▸ TASK INSTRUCTIONS: Return the lines verbatim, beginning with the line that contains "Output each element" and continuing through the line that contains "help-icon[interactable] — [87, 529, 106, 548]", with both of those lines included.

▸ GIVEN INFORMATION:
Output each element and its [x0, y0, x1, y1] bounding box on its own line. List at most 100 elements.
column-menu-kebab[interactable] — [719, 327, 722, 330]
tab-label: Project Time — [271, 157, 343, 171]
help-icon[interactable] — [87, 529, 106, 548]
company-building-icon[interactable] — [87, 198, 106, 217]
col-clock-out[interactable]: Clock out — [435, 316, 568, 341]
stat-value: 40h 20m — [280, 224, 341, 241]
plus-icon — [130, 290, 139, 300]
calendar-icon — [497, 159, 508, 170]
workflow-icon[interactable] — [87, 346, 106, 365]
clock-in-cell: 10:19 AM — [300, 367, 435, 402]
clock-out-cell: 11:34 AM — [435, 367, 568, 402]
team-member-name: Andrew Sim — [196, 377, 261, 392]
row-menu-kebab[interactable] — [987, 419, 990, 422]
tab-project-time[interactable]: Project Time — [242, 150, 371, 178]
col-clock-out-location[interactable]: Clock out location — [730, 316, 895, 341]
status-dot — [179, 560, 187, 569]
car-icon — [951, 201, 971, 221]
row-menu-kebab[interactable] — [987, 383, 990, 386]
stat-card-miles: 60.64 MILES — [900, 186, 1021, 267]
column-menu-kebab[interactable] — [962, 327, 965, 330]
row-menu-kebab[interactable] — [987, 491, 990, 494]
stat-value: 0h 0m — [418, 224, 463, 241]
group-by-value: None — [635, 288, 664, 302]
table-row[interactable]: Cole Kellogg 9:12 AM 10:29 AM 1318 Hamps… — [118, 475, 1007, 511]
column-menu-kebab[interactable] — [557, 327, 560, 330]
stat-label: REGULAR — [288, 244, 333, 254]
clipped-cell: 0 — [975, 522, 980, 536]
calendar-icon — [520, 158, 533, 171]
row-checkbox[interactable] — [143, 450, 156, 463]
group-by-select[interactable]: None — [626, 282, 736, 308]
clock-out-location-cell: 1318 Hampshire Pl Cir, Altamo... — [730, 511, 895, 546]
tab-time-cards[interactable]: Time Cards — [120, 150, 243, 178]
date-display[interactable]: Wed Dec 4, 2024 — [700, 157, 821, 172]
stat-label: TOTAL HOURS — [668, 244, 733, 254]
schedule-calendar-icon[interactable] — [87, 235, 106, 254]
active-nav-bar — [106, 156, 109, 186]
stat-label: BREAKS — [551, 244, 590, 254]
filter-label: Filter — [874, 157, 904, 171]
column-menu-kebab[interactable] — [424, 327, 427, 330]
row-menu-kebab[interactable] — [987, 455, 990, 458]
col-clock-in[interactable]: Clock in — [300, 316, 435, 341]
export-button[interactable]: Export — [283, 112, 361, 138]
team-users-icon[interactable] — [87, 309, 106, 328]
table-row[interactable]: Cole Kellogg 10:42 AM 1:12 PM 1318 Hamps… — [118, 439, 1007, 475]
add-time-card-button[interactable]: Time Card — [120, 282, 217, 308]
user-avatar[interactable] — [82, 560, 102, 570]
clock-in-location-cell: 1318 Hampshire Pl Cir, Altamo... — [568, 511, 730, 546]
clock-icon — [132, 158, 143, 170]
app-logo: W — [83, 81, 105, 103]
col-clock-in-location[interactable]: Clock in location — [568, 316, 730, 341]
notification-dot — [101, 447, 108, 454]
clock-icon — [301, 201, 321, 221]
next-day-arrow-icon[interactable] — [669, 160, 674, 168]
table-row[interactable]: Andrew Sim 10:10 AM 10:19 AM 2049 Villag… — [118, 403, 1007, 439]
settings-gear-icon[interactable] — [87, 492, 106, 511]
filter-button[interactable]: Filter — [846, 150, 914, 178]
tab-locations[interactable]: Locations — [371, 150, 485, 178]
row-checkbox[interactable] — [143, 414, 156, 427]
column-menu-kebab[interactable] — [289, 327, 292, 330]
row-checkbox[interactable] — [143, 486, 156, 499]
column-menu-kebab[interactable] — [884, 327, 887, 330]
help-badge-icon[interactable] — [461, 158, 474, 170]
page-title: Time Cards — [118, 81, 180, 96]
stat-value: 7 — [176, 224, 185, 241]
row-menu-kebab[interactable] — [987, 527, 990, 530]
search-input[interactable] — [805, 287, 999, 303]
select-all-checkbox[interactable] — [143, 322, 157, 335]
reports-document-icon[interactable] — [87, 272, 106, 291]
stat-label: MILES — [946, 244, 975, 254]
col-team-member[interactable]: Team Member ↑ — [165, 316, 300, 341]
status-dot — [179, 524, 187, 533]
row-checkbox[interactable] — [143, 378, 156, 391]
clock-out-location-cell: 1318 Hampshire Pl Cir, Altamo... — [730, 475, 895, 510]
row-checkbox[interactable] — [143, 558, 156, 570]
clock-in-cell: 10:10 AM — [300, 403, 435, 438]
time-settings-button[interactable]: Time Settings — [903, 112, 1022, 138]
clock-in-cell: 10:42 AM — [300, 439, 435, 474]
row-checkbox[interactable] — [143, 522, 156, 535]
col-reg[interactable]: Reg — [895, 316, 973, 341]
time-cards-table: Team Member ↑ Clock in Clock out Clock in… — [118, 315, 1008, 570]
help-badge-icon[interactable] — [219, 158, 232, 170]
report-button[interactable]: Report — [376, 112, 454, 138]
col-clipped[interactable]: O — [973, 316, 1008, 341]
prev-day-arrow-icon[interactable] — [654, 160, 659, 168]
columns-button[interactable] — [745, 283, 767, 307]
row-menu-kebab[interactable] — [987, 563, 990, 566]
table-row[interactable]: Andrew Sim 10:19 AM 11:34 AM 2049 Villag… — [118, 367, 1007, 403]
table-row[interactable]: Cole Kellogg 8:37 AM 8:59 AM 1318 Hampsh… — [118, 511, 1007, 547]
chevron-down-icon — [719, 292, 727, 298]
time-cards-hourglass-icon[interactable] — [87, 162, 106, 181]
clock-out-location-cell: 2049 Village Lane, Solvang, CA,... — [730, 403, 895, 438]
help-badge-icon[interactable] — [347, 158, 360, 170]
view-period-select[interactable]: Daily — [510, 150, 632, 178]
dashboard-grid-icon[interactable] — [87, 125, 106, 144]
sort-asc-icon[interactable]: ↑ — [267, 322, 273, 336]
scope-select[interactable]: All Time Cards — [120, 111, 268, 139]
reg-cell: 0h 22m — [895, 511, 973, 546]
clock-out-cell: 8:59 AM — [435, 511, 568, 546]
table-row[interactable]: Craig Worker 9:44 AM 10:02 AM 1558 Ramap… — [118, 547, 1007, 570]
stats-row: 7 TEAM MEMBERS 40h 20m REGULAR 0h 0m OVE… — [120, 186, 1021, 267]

---

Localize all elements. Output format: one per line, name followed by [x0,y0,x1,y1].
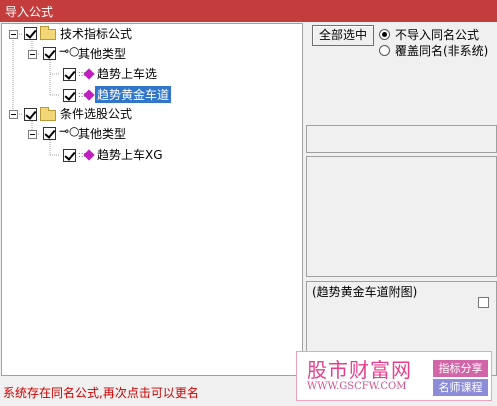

▸ SOLUTION BELOW:
Output each element and its [x0, y0, x1, y1] bounding box on its own line. List at most 100 elements.
column-menu-kebab[interactable] — [719, 327, 722, 330]
tab-label: Project Time — [271, 157, 343, 171]
help-icon[interactable] — [87, 529, 106, 548]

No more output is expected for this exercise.